- _AIM_
Find the lines below that contain the string "bolt". Copy each one.

Dataset rows
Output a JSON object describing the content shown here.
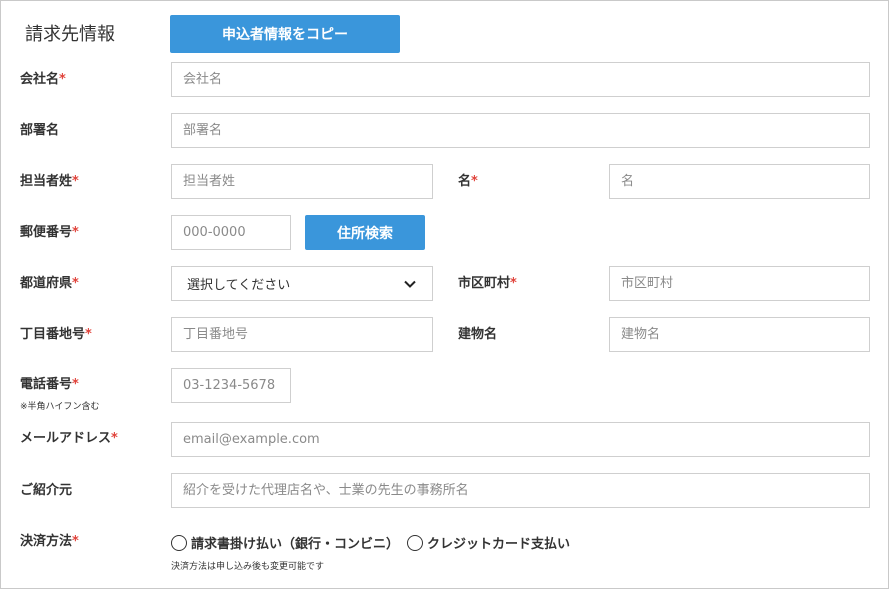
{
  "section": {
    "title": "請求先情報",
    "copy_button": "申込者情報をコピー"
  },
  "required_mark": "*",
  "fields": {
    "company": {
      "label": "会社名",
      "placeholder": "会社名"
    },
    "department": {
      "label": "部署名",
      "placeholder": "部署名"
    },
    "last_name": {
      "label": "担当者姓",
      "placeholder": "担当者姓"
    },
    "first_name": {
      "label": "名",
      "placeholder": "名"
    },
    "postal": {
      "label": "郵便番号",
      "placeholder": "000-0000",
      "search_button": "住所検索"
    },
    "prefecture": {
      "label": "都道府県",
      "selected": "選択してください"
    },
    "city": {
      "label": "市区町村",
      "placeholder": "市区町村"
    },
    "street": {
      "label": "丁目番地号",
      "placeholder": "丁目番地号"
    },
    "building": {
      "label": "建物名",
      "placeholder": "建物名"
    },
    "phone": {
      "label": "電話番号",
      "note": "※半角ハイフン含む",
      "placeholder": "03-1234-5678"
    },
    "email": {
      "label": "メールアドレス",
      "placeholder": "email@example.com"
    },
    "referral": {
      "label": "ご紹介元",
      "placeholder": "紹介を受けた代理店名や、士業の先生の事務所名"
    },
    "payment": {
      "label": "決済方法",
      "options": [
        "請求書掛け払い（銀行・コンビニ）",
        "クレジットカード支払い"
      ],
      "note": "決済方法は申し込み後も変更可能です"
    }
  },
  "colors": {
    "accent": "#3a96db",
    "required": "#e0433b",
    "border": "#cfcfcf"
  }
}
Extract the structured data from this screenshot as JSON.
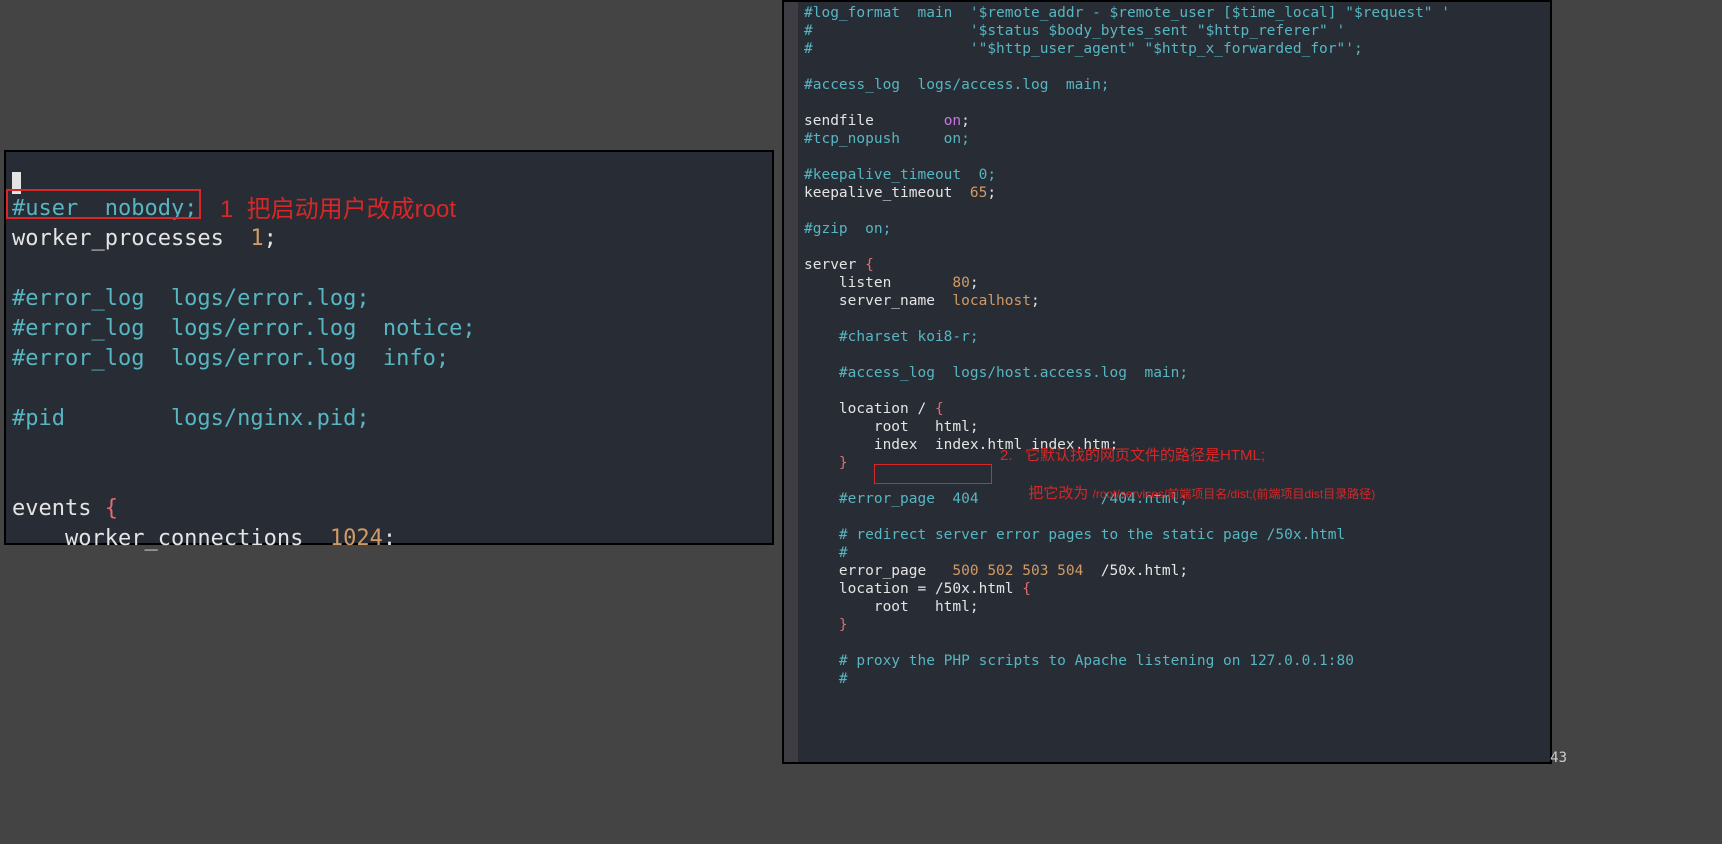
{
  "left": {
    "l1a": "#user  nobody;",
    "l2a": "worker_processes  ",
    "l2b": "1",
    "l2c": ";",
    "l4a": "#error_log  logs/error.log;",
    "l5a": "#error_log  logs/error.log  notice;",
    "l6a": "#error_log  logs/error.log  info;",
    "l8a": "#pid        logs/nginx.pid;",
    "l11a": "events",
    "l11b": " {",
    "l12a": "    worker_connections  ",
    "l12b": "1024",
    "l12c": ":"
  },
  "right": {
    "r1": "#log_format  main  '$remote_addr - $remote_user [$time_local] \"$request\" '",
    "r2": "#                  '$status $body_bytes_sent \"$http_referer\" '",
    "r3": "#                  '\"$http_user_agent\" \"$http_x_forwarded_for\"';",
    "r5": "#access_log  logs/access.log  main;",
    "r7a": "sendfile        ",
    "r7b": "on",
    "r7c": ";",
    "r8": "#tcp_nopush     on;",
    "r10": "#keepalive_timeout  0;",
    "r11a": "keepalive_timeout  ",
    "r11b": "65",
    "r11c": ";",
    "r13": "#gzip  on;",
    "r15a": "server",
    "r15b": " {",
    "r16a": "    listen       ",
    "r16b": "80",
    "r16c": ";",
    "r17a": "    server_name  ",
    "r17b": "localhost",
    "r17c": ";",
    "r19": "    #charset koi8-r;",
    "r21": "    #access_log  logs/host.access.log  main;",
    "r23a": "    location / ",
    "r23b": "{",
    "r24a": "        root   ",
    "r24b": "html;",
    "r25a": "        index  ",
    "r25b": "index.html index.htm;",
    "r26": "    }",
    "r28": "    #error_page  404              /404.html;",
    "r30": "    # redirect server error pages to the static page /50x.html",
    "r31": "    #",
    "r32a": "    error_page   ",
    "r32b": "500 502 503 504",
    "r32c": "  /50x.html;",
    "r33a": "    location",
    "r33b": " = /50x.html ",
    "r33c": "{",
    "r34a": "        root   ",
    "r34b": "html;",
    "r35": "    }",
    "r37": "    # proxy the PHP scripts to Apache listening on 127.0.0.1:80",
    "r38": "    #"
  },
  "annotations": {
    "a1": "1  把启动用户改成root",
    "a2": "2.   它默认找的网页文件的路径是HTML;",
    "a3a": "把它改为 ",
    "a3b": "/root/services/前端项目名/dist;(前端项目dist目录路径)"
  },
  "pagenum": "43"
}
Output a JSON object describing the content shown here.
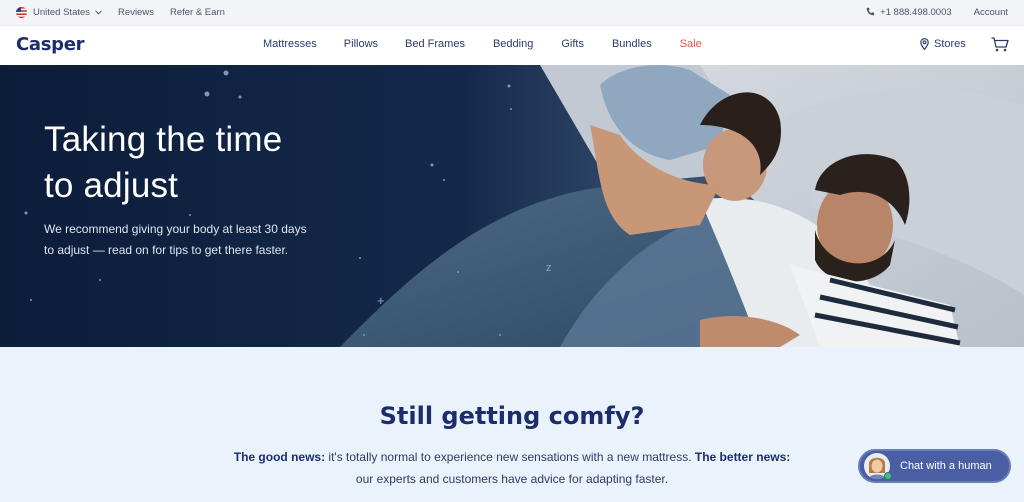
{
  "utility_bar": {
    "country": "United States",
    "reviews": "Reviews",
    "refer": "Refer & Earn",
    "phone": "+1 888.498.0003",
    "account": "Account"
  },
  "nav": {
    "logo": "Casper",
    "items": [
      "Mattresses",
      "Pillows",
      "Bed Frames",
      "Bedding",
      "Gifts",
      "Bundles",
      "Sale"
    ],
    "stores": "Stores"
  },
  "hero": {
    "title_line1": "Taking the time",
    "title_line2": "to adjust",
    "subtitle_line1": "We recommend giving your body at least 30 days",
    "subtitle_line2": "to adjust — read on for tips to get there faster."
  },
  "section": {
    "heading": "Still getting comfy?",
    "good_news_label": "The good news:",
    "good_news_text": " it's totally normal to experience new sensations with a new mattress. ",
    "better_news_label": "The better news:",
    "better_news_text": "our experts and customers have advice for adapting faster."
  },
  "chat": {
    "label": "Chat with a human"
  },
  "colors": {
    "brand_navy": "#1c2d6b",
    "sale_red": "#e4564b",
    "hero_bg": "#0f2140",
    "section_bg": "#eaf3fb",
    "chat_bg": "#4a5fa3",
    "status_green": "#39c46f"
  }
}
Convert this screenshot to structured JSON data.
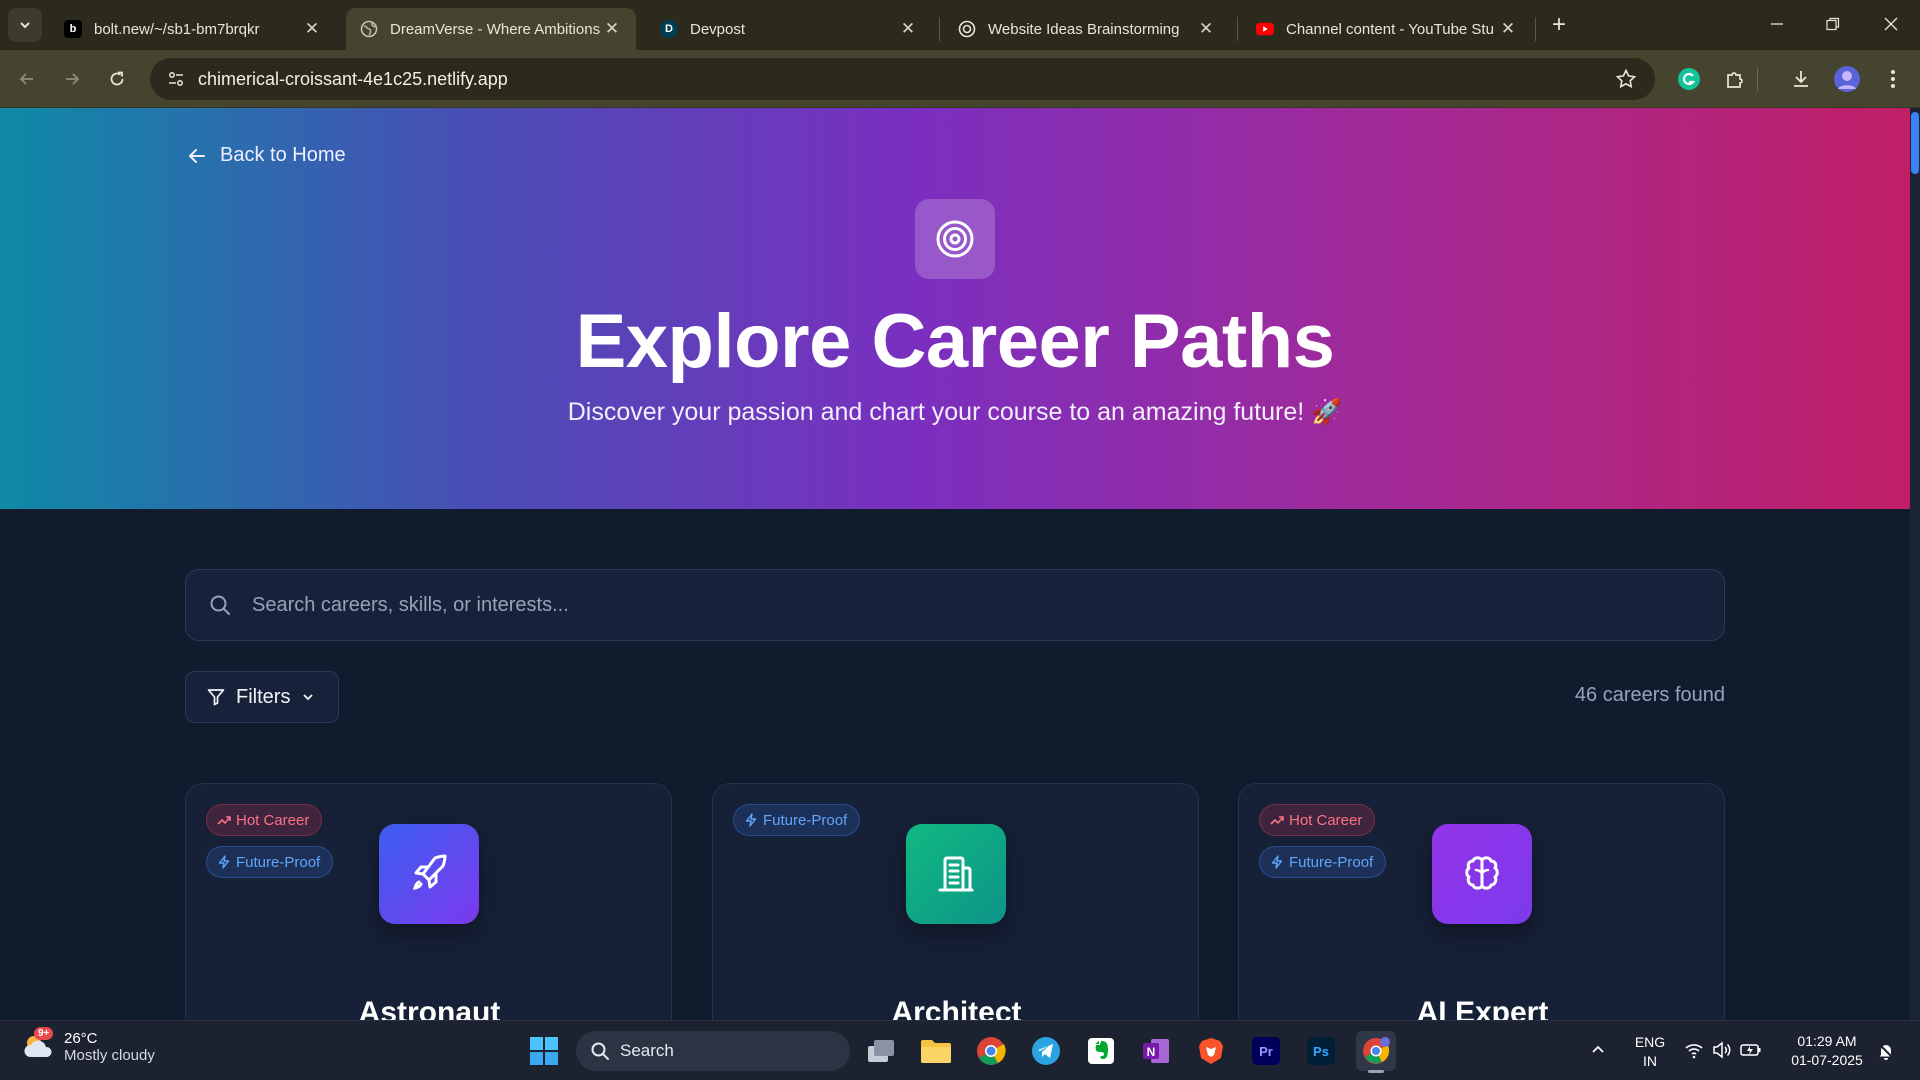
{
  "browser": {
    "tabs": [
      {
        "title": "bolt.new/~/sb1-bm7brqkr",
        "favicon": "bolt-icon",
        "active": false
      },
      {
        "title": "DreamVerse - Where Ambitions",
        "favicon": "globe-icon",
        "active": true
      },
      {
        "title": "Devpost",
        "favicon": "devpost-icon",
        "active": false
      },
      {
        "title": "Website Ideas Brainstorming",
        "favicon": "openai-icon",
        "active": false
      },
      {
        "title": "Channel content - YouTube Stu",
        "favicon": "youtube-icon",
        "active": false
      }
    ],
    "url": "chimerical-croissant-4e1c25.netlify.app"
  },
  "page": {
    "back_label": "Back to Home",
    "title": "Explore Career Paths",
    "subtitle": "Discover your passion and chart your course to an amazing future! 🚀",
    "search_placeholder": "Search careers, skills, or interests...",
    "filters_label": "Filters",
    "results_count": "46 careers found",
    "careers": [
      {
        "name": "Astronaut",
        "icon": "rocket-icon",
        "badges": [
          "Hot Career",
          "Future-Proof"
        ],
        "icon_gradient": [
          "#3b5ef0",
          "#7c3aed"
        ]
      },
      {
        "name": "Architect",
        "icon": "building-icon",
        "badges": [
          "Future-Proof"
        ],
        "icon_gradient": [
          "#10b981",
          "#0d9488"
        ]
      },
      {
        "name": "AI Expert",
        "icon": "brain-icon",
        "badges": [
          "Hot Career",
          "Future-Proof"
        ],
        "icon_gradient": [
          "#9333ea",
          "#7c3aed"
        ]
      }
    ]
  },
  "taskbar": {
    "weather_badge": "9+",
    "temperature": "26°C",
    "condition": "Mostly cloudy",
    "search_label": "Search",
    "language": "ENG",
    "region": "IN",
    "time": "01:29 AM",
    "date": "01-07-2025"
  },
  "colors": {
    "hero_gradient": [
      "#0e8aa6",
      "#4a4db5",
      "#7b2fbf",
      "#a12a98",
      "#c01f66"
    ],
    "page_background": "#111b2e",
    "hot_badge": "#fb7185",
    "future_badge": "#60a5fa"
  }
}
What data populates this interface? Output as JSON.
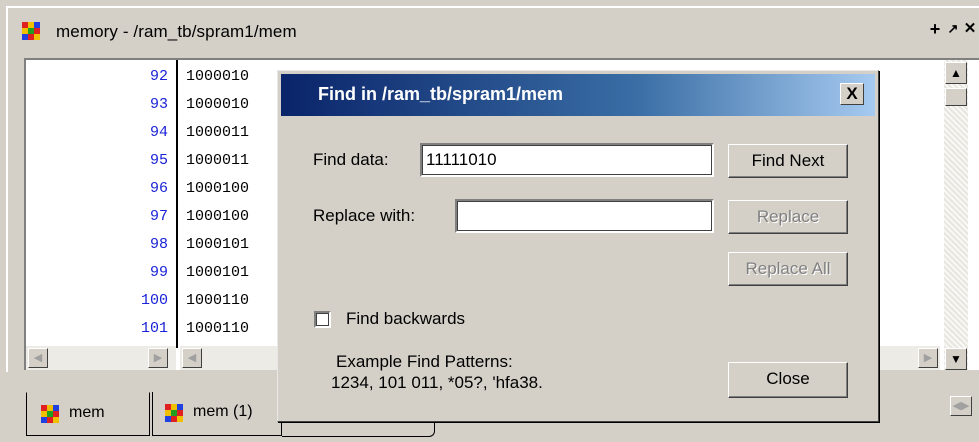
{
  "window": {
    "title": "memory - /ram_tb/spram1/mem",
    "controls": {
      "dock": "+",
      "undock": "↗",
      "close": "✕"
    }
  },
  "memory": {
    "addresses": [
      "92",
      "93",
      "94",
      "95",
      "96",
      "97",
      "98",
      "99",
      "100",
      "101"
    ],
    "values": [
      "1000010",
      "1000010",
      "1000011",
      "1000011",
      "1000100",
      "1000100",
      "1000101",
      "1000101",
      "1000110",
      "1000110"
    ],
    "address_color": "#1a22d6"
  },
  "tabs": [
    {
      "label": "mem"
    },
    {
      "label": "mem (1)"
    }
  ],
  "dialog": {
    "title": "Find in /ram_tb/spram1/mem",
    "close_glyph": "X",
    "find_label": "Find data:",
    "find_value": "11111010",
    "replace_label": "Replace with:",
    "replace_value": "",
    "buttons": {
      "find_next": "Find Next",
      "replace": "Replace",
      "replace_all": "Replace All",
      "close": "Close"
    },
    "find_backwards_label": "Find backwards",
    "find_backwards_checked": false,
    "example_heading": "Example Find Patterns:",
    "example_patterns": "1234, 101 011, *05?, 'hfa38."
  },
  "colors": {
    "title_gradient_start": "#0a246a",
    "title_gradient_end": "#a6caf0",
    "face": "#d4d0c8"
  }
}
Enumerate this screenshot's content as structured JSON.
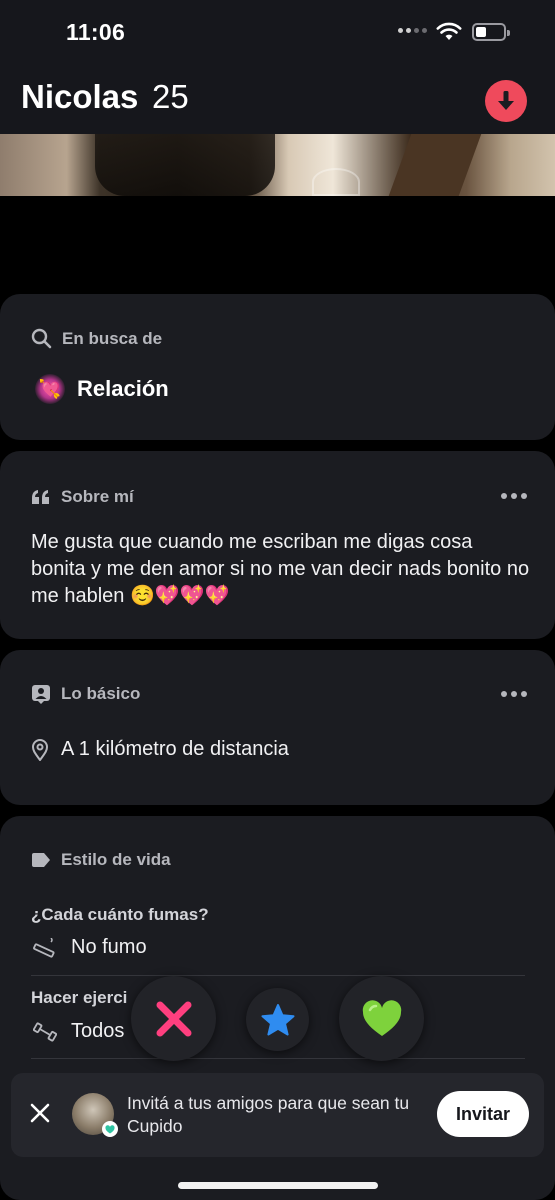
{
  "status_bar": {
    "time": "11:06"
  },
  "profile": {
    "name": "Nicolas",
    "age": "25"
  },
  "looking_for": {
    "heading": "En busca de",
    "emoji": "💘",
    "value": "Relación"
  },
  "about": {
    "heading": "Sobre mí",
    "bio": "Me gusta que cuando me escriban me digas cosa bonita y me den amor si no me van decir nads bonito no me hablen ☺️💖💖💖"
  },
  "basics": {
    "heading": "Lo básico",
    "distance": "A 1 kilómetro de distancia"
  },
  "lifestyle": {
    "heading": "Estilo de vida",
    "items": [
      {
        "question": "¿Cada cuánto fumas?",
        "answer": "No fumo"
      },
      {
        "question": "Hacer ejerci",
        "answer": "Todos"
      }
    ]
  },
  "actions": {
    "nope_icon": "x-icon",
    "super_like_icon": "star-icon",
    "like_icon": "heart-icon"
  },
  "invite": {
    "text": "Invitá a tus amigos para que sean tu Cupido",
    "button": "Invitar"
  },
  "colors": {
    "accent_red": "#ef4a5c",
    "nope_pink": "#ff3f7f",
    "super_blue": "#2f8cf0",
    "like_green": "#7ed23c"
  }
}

- _ANSWER IN FULL_
        "title": "bolt.new/~/sb1-bm7brqkr",
        "favicon": "bolt-icon",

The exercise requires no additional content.